Texte fourni.
****

Qu'en est-il du semestre européen ? Qu'en est-il du passage de la France du bras correctif au bras préventif du pacte de stabilité ? Évidemment, « préventif » est plus agréable à nos oreilles, mais je ne sais où Dante aurait placé ce bras préventif, car c'est sans doute à la fois le paradis et l'enfer : paradoxalement, il impose de respecter bien des règles, complexes, sur le déficit structurel, alors que le bras correctif repose sur la seule règle des 3 %. Bien sûr, il vaut mieux être dans le bras préventif : cela signifie que le déficit est moindre. Cependant, c'est tout un nouvel environnement auquel il faut s'adapter.

Nous souscrivons à l'idée d'une convergence renforcée et de mécanismes de stabilisation. Cela requiert une capacité fiscale et un renforcement du Mécanisme européen de stabilité (MES). Ces questions sont sur la table. En ce qui concerne la transformation du MES en fonds monétaire européen, au-delà de la question du nom – nous sommes loin d'avoir trouvé une dénomination satisfaisante –, il nous paraît essentiel de ne pas rejeter la proposition de la Commission de nous fonder sur l'article 352 du Traité sur le fonctionnement de l'Union européenne, qui permet d'intégrer le MES dans le nouveau cadre juridique. Il ne s'agit pas simplement de permettre un meilleur contrôle au niveau européen ou national, il s'agit aussi de faire en sorte qu'il puisse jouer un rôle de back-stop pour cette capacité fiscale à construire par étapes. À cet égard, je souscris parfaitement à la position des autorités françaises : il ne doit y avoir aucune confusion entre le suivi assuré par la Commission en matière fiscale ou budgétaire et le rôle du MES, dédié à la seule gestion des crises.

****

Tâches à réaliser.
**1.** Pouvez-vous recopier fidèlement le passage du texte sur le pacte de stabilité qui commence à « Qu'en est-il du semestre » et se termine à « il faut s'adapter. » ?
**2.** Pouvez-vous rédiger la suite du texte sur le pacte de stabilité, à partir de l'endroit où il s'arrête ?
Ces données n'ont aucun rapport avec le texte sur le pacte de stabilité.

(Données tirées d'une collection)
****

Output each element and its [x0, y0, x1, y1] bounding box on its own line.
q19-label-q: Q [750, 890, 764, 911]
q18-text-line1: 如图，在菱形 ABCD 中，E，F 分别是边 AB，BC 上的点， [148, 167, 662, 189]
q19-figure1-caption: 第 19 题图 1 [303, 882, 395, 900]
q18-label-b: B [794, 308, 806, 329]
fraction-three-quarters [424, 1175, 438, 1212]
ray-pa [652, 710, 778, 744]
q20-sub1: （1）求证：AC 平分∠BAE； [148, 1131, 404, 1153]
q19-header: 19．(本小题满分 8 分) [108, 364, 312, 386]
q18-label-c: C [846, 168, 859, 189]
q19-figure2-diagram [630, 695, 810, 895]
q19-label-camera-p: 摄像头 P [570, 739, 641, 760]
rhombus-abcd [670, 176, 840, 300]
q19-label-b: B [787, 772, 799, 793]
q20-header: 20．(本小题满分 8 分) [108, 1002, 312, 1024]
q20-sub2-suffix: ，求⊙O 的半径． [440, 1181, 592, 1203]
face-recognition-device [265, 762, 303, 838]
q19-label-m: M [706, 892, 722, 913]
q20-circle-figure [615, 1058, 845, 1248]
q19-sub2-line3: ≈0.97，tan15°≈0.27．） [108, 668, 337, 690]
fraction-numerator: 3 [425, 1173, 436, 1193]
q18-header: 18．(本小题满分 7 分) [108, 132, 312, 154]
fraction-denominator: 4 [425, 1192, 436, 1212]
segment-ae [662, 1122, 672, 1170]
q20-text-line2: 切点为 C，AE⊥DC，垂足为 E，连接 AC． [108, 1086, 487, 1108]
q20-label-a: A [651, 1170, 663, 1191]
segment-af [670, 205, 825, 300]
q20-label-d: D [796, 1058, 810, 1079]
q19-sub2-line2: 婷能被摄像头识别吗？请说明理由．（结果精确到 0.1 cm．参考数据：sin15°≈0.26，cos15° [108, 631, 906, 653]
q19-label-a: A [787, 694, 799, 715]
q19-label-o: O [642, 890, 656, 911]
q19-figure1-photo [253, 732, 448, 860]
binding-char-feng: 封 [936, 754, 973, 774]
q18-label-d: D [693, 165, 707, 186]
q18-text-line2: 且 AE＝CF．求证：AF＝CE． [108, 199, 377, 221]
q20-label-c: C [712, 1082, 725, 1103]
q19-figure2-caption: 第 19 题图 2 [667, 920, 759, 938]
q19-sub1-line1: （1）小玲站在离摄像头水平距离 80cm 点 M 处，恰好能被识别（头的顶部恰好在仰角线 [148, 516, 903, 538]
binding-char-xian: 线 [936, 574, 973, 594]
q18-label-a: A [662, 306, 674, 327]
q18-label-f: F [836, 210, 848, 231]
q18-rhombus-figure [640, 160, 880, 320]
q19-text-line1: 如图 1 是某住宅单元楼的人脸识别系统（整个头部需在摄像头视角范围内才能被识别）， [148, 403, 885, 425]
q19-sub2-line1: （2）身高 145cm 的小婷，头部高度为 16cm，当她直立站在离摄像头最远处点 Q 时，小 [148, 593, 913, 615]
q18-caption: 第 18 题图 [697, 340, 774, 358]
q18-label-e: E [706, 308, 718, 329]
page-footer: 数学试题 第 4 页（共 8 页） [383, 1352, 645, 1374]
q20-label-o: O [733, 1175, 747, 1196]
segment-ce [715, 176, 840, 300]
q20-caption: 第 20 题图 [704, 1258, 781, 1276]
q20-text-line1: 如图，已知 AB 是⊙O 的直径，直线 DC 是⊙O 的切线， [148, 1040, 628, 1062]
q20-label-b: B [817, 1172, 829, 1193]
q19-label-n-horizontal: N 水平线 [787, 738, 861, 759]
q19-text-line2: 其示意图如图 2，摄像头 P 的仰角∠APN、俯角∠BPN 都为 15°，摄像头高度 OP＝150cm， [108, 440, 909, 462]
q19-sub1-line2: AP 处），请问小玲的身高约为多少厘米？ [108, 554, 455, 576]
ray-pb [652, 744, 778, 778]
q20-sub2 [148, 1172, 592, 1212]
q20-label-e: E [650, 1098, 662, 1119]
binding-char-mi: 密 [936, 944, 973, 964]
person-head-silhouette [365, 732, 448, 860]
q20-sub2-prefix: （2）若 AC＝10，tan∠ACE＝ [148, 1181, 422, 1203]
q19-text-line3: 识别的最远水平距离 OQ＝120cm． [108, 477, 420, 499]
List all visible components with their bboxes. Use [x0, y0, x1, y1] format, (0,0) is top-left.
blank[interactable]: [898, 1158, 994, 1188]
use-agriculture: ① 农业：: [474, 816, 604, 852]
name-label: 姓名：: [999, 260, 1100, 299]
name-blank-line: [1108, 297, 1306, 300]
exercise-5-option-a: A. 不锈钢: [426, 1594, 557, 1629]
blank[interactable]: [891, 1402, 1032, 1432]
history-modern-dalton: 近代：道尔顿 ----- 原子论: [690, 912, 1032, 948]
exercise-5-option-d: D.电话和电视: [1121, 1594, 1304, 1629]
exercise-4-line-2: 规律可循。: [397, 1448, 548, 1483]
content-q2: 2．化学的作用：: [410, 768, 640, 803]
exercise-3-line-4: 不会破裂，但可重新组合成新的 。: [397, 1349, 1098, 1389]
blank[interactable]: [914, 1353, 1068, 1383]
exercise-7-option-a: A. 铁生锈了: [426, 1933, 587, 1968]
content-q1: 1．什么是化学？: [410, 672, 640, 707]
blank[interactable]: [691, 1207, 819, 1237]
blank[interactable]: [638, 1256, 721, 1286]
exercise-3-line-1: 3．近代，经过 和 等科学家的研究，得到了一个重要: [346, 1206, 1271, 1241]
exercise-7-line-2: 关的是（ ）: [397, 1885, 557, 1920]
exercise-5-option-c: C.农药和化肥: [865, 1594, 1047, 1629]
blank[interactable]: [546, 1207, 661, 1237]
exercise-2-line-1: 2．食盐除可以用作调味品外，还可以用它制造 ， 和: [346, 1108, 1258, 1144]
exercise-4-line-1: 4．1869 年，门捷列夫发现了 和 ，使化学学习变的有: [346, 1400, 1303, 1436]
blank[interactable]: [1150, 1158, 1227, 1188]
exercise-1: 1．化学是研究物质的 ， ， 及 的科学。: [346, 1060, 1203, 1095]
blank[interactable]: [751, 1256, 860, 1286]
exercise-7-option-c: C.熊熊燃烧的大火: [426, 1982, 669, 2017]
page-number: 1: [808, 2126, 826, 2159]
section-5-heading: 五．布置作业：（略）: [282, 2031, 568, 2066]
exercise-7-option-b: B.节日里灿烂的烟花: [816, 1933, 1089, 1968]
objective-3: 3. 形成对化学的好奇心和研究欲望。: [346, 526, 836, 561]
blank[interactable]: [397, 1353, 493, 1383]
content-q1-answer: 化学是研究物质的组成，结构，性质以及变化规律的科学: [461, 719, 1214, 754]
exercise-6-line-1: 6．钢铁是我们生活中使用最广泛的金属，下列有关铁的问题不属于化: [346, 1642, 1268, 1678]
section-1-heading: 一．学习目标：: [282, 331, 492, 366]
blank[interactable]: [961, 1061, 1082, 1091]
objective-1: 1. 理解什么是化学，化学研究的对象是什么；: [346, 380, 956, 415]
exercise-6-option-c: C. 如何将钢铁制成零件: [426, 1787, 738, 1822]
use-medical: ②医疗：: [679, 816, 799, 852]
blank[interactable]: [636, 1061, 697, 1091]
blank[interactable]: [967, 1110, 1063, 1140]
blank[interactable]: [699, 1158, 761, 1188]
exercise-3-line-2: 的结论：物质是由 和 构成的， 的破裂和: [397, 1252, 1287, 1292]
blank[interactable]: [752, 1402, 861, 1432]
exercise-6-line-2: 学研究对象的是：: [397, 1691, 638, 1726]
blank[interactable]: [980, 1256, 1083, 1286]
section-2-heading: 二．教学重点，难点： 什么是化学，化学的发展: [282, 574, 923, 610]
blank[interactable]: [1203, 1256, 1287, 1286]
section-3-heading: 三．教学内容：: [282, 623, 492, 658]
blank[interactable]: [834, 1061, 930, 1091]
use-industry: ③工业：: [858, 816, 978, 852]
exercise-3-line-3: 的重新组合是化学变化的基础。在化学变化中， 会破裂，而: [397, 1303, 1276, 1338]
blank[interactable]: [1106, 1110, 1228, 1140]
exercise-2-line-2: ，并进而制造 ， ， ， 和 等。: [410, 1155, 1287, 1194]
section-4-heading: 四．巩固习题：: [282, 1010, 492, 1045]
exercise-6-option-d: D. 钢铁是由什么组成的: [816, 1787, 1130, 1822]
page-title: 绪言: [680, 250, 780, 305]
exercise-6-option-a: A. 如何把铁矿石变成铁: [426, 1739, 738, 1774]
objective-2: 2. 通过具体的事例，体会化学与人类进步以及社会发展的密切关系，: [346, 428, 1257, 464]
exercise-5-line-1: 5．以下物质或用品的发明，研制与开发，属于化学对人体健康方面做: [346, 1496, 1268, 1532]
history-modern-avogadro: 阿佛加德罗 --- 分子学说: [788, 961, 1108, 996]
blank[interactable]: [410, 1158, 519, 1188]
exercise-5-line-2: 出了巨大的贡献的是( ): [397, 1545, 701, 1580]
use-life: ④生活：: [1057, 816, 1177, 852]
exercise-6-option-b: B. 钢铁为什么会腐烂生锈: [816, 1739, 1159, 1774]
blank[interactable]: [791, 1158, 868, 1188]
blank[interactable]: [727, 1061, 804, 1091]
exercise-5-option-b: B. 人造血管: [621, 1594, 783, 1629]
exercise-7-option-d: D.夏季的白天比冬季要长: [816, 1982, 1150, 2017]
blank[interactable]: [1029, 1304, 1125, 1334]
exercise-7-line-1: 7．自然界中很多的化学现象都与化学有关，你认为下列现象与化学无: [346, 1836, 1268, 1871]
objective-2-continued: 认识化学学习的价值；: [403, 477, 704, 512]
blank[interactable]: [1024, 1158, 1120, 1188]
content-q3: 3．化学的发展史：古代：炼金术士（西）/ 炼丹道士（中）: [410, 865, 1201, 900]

****

Réponses attendues.
**1.**
Qu'en est-il du semestre européen ? Qu'en est-il du passage de la France du bras correctif au bras préventif du pacte de stabilité ? Évidemment, « préventif » est plus agréable à nos oreilles, mais je ne sais où Dante aurait placé ce bras préventif, car c'est sans doute à la fois le paradis et l'enfer : paradoxalement, il impose de respecter bien des règles, complexes, sur le déficit structurel, alors que le bras correctif repose sur la seule règle des 3 %. Bien sûr, il vaut mieux être dans le bras préventif : cela signifie que le déficit est moindre. Cependant, c'est tout un nouvel environnement auquel il faut s'adapter.

**2.**
En matière fiscale, des mesures spécifiques doivent permettre de prendre en compte l'économie numérique dans le cadre de l'ACCIS. Si nous n'avançons pas en ce sens, des mesures plus douloureuses, tant pour les entreprises que pour les États membres, seront prises.

Pardonnez-moi, j'ai été trop long, mais nous sommes très heureux, mesdames et messieurs les députés, d'échanger avec vous sur ces thèmes.